[EXERCISE TASK]: Each record below is to be reproduced without any change.

[DATA SHOWN]:
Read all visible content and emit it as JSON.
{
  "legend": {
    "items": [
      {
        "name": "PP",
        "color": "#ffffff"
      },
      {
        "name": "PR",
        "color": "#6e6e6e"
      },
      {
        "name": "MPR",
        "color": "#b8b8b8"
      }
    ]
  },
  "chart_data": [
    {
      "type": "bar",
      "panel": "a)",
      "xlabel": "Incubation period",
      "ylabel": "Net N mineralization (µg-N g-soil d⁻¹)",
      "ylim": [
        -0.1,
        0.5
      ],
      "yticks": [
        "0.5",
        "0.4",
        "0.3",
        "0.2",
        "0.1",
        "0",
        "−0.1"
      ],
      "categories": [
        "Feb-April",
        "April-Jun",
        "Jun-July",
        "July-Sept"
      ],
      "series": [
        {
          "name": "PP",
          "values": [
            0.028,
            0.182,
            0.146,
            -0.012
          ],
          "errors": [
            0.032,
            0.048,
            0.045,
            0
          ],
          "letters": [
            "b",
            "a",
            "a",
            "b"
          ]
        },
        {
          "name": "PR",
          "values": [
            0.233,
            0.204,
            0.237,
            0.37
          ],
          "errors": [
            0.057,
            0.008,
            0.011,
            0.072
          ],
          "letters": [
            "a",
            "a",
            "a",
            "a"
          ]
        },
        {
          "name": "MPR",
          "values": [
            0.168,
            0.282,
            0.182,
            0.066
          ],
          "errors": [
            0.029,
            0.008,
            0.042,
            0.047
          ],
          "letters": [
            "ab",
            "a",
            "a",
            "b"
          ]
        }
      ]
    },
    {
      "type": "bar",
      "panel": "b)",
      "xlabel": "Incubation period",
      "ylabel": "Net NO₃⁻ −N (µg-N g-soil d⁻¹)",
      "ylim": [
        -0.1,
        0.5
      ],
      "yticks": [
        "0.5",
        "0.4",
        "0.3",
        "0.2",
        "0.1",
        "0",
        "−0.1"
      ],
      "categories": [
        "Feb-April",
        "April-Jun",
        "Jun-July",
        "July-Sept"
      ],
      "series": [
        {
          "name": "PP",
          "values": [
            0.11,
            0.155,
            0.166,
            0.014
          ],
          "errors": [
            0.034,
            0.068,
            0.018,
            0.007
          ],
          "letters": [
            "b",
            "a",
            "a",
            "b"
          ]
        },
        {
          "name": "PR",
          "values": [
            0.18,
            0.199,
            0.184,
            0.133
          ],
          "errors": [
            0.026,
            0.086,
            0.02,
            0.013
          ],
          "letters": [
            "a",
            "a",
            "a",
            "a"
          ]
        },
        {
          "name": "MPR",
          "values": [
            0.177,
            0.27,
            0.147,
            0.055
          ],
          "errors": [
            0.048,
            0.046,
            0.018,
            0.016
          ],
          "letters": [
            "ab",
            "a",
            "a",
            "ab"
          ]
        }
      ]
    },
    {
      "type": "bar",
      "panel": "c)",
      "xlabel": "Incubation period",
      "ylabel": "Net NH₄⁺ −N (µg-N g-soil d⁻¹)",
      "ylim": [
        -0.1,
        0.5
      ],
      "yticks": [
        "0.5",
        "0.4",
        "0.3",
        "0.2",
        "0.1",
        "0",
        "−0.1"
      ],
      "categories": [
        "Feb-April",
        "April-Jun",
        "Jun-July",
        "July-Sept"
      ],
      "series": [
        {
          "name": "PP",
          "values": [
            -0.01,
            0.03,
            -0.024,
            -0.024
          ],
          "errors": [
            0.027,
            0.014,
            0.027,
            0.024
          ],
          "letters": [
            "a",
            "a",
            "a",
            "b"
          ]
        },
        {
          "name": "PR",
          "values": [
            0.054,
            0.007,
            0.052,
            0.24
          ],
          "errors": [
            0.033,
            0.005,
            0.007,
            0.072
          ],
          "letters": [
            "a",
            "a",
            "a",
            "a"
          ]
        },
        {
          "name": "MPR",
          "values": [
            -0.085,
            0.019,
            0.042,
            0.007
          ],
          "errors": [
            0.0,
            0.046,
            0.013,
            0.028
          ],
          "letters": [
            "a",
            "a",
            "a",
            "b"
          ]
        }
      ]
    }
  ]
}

[RESPONSE TO THE TASK]:
Read all visible content and emit it as JSON.
{
  "legend": {
    "items": [
      {
        "name": "PP",
        "color": "#ffffff"
      },
      {
        "name": "PR",
        "color": "#6e6e6e"
      },
      {
        "name": "MPR",
        "color": "#b8b8b8"
      }
    ]
  },
  "chart_data": [
    {
      "type": "bar",
      "panel": "a)",
      "xlabel": "Incubation period",
      "ylabel": "Net N mineralization (µg-N g-soil d⁻¹)",
      "ylim": [
        -0.1,
        0.5
      ],
      "yticks": [
        "0.5",
        "0.4",
        "0.3",
        "0.2",
        "0.1",
        "0",
        "−0.1"
      ],
      "categories": [
        "Feb-April",
        "April-Jun",
        "Jun-July",
        "July-Sept"
      ],
      "series": [
        {
          "name": "PP",
          "values": [
            0.028,
            0.182,
            0.146,
            -0.012
          ],
          "errors": [
            0.032,
            0.048,
            0.045,
            0
          ],
          "letters": [
            "b",
            "a",
            "a",
            "b"
          ]
        },
        {
          "name": "PR",
          "values": [
            0.233,
            0.204,
            0.237,
            0.37
          ],
          "errors": [
            0.057,
            0.008,
            0.011,
            0.072
          ],
          "letters": [
            "a",
            "a",
            "a",
            "a"
          ]
        },
        {
          "name": "MPR",
          "values": [
            0.168,
            0.282,
            0.182,
            0.066
          ],
          "errors": [
            0.029,
            0.008,
            0.042,
            0.047
          ],
          "letters": [
            "ab",
            "a",
            "a",
            "b"
          ]
        }
      ]
    },
    {
      "type": "bar",
      "panel": "b)",
      "xlabel": "Incubation period",
      "ylabel": "Net NO₃⁻ −N (µg-N g-soil d⁻¹)",
      "ylim": [
        -0.1,
        0.5
      ],
      "yticks": [
        "0.5",
        "0.4",
        "0.3",
        "0.2",
        "0.1",
        "0",
        "−0.1"
      ],
      "categories": [
        "Feb-April",
        "April-Jun",
        "Jun-July",
        "July-Sept"
      ],
      "series": [
        {
          "name": "PP",
          "values": [
            0.11,
            0.155,
            0.166,
            0.014
          ],
          "errors": [
            0.034,
            0.068,
            0.018,
            0.007
          ],
          "letters": [
            "b",
            "a",
            "a",
            "b"
          ]
        },
        {
          "name": "PR",
          "values": [
            0.18,
            0.199,
            0.184,
            0.133
          ],
          "errors": [
            0.026,
            0.086,
            0.02,
            0.013
          ],
          "letters": [
            "a",
            "a",
            "a",
            "a"
          ]
        },
        {
          "name": "MPR",
          "values": [
            0.177,
            0.27,
            0.147,
            0.055
          ],
          "errors": [
            0.048,
            0.046,
            0.018,
            0.016
          ],
          "letters": [
            "ab",
            "a",
            "a",
            "ab"
          ]
        }
      ]
    },
    {
      "type": "bar",
      "panel": "c)",
      "xlabel": "Incubation period",
      "ylabel": "Net NH₄⁺ −N (µg-N g-soil d⁻¹)",
      "ylim": [
        -0.1,
        0.5
      ],
      "yticks": [
        "0.5",
        "0.4",
        "0.3",
        "0.2",
        "0.1",
        "0",
        "−0.1"
      ],
      "categories": [
        "Feb-April",
        "April-Jun",
        "Jun-July",
        "July-Sept"
      ],
      "series": [
        {
          "name": "PP",
          "values": [
            -0.01,
            0.03,
            -0.024,
            -0.024
          ],
          "errors": [
            0.027,
            0.014,
            0.027,
            0.024
          ],
          "letters": [
            "a",
            "a",
            "a",
            "b"
          ]
        },
        {
          "name": "PR",
          "values": [
            0.054,
            0.007,
            0.052,
            0.24
          ],
          "errors": [
            0.033,
            0.005,
            0.007,
            0.072
          ],
          "letters": [
            "a",
            "a",
            "a",
            "a"
          ]
        },
        {
          "name": "MPR",
          "values": [
            -0.085,
            0.019,
            0.042,
            0.007
          ],
          "errors": [
            0.0,
            0.046,
            0.013,
            0.028
          ],
          "letters": [
            "a",
            "a",
            "a",
            "b"
          ]
        }
      ]
    }
  ]
}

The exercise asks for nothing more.